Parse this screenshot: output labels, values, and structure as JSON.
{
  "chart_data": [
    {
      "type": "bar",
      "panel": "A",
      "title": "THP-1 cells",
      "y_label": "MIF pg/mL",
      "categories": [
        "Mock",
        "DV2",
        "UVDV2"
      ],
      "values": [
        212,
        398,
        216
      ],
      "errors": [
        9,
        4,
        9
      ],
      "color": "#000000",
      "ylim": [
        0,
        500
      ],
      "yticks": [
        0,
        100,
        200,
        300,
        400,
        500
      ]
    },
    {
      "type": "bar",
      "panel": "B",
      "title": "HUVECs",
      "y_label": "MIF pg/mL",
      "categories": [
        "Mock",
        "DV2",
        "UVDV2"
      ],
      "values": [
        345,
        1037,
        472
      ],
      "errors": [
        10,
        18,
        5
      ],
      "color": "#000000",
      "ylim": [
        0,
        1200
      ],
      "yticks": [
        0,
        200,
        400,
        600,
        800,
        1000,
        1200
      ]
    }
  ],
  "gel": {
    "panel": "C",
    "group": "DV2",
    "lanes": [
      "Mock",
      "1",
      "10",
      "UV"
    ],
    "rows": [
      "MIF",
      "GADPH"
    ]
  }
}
* * * *
# REQUIREMENT
Each entry above, in full, should be output exactly as it reads.

# THE COMPLETED TASK
Parse this screenshot: output labels, values, and structure as JSON.
{
  "chart_data": [
    {
      "type": "bar",
      "panel": "A",
      "title": "THP-1 cells",
      "y_label": "MIF pg/mL",
      "categories": [
        "Mock",
        "DV2",
        "UVDV2"
      ],
      "values": [
        212,
        398,
        216
      ],
      "errors": [
        9,
        4,
        9
      ],
      "color": "#000000",
      "ylim": [
        0,
        500
      ],
      "yticks": [
        0,
        100,
        200,
        300,
        400,
        500
      ]
    },
    {
      "type": "bar",
      "panel": "B",
      "title": "HUVECs",
      "y_label": "MIF pg/mL",
      "categories": [
        "Mock",
        "DV2",
        "UVDV2"
      ],
      "values": [
        345,
        1037,
        472
      ],
      "errors": [
        10,
        18,
        5
      ],
      "color": "#000000",
      "ylim": [
        0,
        1200
      ],
      "yticks": [
        0,
        200,
        400,
        600,
        800,
        1000,
        1200
      ]
    }
  ],
  "gel": {
    "panel": "C",
    "group": "DV2",
    "lanes": [
      "Mock",
      "1",
      "10",
      "UV"
    ],
    "rows": [
      "MIF",
      "GADPH"
    ]
  }
}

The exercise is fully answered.